**作業指示:**
労働裁判をめぐる手記を、示されている最後の文の後から書き続けてください。

**読解用本文:**
第466話証言を翻す社員

透析が終わって女房からメールが入っていました。

「父は肺がんと診察されたけど年齢もあり手術も抗がん剤も使わないことになりました」

それを見ながらNPOにぶらぶら歩いて出かけます。

私は自分の机に座るとフーリーペーパーの原稿に目を通します。

先日の労働裁判に係わる教室の開始の記事が上手くまとめられています。

透析は一生ものですが労働裁判は遂に終わりましたが何ともしっくりしません。

携帯が鳴って珍しい名前が写しだされました。

何と同じ時に懲戒解雇なった出向先の社長です。

彼の場合は刑事事件となりまだ最高裁まで戦っているようです。

私も何度も彼の側に立ち法廷に立ちました。

「久しぶりですね?」

会わなくなってもう2年になります。

「ああ、一度有利になっていたのが高裁で仲間が相手側の証人になって逆転してしまったのだ」

**資料抜粋:**
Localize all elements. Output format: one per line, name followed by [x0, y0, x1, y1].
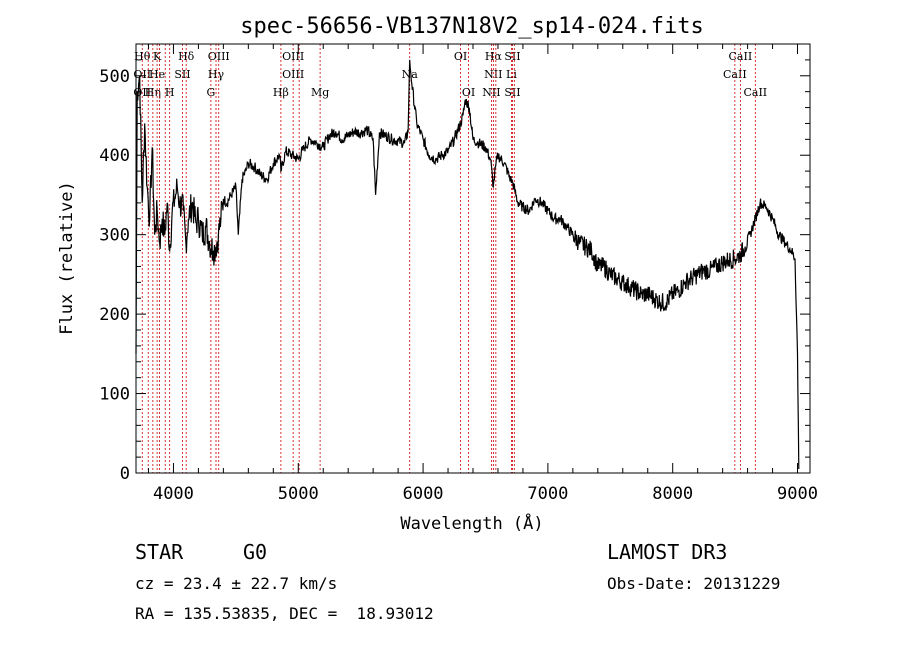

**解答例:**
「また社員絡みですね?」

この会社はオーナーがワンマンなのですが、問題は社員が互いに蹴落とす体質なのが問題です。

それに私の裁判の経験からも裁判官が社会の実態を全く知らないのがさらに大変です。

「もう一度最高裁に出てくれないか?君の証言を別の社員が否定しているのだ」

「実は私はもう和解をしているのです」

私は労働裁判では誰の証言もしてもらわなかったのです。

それは安易に証言を翻す体質を恐れていたのです。

それでコツコツ集めた事実を積み上げ4年も戦ってきたのです。

「室長何か憂鬱そうですね?」

「いい記事になっているな」

と編集長に原稿を戻します。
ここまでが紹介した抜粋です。